[Problem]
Report, word for word, every line of the material that contains "Показать".

[Dataset records]
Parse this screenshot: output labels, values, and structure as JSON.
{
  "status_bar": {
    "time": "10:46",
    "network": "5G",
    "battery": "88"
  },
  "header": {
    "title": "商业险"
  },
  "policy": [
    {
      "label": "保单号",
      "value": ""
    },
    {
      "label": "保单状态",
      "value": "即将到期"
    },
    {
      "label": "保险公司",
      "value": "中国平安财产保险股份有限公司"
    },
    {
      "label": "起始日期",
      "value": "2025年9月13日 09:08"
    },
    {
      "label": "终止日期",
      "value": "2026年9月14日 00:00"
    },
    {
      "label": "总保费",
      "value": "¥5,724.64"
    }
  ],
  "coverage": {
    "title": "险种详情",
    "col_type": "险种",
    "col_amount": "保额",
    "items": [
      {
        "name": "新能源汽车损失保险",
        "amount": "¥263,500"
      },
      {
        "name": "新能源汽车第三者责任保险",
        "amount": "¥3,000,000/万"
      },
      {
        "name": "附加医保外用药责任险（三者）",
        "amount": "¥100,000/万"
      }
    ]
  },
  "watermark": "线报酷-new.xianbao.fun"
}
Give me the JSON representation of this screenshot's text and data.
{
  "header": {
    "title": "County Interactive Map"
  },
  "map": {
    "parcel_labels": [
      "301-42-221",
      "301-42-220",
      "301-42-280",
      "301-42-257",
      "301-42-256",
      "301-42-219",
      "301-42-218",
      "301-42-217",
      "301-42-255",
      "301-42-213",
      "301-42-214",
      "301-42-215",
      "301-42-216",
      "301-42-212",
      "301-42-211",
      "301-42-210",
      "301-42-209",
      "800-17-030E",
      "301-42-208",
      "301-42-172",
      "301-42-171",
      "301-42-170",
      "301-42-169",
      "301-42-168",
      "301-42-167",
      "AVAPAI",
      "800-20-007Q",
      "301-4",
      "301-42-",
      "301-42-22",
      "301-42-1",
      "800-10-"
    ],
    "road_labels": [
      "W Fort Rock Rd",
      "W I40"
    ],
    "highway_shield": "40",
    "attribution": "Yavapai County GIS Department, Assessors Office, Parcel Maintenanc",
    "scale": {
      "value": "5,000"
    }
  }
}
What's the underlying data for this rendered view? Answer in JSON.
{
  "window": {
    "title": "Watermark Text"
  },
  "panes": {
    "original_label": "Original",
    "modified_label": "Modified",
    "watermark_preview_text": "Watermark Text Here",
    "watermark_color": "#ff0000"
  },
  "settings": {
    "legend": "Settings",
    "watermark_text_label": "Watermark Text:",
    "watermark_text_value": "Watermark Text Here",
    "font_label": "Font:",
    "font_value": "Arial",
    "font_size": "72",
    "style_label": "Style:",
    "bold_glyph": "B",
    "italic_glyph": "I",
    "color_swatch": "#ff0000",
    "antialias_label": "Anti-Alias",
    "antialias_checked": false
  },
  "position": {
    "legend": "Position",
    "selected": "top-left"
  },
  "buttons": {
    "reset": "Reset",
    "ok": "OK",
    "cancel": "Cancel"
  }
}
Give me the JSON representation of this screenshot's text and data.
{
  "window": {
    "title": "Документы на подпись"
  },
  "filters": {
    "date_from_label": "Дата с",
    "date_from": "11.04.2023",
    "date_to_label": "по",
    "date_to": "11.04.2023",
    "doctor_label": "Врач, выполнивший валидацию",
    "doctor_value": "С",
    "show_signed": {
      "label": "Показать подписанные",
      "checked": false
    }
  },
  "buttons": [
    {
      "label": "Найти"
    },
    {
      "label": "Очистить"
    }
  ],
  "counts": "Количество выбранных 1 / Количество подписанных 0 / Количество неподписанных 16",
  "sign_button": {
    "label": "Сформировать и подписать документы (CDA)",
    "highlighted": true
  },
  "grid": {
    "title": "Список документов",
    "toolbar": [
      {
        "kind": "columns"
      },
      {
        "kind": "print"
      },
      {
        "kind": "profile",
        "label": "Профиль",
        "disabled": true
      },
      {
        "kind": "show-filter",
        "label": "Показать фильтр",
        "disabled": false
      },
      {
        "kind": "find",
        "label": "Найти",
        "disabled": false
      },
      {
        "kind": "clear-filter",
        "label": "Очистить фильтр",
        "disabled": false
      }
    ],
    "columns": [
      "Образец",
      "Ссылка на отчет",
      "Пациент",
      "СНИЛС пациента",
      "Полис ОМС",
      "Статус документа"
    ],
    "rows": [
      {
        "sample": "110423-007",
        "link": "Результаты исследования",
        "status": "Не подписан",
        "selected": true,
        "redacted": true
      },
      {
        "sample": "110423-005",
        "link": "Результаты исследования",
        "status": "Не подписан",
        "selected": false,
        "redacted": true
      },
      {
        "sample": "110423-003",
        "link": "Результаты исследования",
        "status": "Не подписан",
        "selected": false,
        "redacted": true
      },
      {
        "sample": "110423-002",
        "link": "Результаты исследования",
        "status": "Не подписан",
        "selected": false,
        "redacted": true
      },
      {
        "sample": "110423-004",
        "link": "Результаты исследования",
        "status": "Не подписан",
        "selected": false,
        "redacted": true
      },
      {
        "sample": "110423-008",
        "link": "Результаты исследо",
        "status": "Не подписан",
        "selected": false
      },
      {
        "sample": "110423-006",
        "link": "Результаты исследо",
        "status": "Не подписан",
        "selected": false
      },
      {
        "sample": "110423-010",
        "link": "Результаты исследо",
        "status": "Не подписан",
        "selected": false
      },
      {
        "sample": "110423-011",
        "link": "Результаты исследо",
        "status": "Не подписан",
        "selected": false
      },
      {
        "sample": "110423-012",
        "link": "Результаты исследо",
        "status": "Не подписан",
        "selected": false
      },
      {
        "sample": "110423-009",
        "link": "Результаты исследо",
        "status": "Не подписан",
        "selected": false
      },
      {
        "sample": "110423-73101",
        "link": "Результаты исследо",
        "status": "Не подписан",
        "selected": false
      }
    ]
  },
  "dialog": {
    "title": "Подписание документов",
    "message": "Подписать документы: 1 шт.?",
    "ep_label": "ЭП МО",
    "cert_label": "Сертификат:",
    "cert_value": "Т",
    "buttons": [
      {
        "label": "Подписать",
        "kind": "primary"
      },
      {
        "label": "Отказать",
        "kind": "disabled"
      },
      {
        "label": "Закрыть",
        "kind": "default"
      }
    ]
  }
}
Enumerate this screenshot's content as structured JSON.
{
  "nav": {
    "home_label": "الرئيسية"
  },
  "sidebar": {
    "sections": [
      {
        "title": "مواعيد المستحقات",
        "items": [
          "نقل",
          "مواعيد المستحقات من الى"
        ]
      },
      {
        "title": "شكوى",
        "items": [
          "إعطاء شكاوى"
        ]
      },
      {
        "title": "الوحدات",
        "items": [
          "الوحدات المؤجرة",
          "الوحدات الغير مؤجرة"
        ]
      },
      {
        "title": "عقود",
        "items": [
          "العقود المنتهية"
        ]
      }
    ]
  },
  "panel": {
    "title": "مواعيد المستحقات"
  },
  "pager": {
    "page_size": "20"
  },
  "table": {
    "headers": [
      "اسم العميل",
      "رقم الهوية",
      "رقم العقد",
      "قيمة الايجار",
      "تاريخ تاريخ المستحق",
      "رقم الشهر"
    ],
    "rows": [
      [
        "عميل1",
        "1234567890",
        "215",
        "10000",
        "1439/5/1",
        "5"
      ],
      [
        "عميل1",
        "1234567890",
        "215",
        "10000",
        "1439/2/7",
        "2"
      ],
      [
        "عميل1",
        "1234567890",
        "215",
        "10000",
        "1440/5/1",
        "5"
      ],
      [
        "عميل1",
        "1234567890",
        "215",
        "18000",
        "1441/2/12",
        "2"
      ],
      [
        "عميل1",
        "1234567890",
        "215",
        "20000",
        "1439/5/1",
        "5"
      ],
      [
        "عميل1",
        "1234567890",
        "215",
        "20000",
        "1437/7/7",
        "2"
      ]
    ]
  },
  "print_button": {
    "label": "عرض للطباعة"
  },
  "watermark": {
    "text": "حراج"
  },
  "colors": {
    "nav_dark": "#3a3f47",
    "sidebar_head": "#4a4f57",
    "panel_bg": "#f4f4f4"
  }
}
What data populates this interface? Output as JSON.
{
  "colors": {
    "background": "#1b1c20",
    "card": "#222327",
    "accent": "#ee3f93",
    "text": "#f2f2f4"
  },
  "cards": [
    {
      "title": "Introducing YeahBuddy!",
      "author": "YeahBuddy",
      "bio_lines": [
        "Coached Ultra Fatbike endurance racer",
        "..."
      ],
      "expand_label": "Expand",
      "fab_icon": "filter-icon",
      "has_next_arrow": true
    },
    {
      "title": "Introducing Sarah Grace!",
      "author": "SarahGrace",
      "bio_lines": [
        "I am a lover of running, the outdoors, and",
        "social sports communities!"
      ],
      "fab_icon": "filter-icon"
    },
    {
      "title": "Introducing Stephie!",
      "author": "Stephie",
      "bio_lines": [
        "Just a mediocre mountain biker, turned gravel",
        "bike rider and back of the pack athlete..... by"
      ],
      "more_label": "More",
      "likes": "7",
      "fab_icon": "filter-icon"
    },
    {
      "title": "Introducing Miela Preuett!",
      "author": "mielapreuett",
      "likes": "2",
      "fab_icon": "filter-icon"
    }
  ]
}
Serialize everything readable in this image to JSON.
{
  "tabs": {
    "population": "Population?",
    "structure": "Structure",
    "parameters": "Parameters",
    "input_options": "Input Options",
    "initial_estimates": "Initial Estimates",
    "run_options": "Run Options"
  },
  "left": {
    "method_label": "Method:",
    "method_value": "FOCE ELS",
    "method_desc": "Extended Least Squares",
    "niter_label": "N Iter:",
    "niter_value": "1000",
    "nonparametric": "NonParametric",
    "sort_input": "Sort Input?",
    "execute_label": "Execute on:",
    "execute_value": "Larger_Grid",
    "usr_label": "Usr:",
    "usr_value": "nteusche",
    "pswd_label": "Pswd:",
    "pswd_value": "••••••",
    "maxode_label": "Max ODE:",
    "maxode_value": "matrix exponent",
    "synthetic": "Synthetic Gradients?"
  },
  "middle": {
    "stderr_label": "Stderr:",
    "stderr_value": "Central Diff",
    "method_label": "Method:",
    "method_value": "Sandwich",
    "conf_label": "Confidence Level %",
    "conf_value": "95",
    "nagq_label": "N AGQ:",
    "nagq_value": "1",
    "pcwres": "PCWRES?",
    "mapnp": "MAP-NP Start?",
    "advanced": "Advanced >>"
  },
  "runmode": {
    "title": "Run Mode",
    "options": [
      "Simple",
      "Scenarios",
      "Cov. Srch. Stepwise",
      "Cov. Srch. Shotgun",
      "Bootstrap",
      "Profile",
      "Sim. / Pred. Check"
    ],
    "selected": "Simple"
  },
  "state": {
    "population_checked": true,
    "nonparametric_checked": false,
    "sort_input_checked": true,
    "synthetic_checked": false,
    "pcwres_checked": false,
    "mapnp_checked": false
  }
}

[Exercise output]
      "label": "Показать подписанные",
        "label": "Показать фильтр",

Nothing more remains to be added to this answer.